Every entry needs to be printed exactly, please.

Given entries
-- begin --

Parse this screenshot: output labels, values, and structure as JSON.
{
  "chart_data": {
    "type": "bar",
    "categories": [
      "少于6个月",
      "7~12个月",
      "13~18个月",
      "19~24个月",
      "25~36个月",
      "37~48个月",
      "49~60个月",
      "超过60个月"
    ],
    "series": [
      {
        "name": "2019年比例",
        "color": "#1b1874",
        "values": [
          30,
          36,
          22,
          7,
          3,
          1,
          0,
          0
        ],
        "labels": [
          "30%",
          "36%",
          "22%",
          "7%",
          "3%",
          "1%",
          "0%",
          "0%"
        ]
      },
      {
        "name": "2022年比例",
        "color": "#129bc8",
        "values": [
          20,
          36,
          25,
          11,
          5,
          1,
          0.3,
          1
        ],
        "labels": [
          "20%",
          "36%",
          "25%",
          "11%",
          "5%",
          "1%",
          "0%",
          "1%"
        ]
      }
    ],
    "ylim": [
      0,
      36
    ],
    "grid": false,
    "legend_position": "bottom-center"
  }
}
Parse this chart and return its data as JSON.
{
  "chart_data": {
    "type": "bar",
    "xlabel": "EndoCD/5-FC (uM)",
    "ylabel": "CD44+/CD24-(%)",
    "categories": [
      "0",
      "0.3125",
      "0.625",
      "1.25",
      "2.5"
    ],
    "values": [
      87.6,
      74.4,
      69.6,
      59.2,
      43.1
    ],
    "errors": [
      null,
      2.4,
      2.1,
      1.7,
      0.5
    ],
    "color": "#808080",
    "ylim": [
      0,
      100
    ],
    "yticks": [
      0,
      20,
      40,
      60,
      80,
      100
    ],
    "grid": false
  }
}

-- end --

Answer to this task
Parse this screenshot: output labels, values, and structure as JSON.
{
  "chart_data": {
    "type": "bar",
    "categories": [
      "少于6个月",
      "7~12个月",
      "13~18个月",
      "19~24个月",
      "25~36个月",
      "37~48个月",
      "49~60个月",
      "超过60个月"
    ],
    "series": [
      {
        "name": "2019年比例",
        "color": "#1b1874",
        "values": [
          30,
          36,
          22,
          7,
          3,
          1,
          0,
          0
        ],
        "labels": [
          "30%",
          "36%",
          "22%",
          "7%",
          "3%",
          "1%",
          "0%",
          "0%"
        ]
      },
      {
        "name": "2022年比例",
        "color": "#129bc8",
        "values": [
          20,
          36,
          25,
          11,
          5,
          1,
          0.3,
          1
        ],
        "labels": [
          "20%",
          "36%",
          "25%",
          "11%",
          "5%",
          "1%",
          "0%",
          "1%"
        ]
      }
    ],
    "ylim": [
      0,
      36
    ],
    "grid": false,
    "legend_position": "bottom-center"
  }
}
Parse this chart and return its data as JSON.
{
  "chart_data": {
    "type": "bar",
    "xlabel": "EndoCD/5-FC (uM)",
    "ylabel": "CD44+/CD24-(%)",
    "categories": [
      "0",
      "0.3125",
      "0.625",
      "1.25",
      "2.5"
    ],
    "values": [
      87.6,
      74.4,
      69.6,
      59.2,
      43.1
    ],
    "errors": [
      null,
      2.4,
      2.1,
      1.7,
      0.5
    ],
    "color": "#808080",
    "ylim": [
      0,
      100
    ],
    "yticks": [
      0,
      20,
      40,
      60,
      80,
      100
    ],
    "grid": false
  }
}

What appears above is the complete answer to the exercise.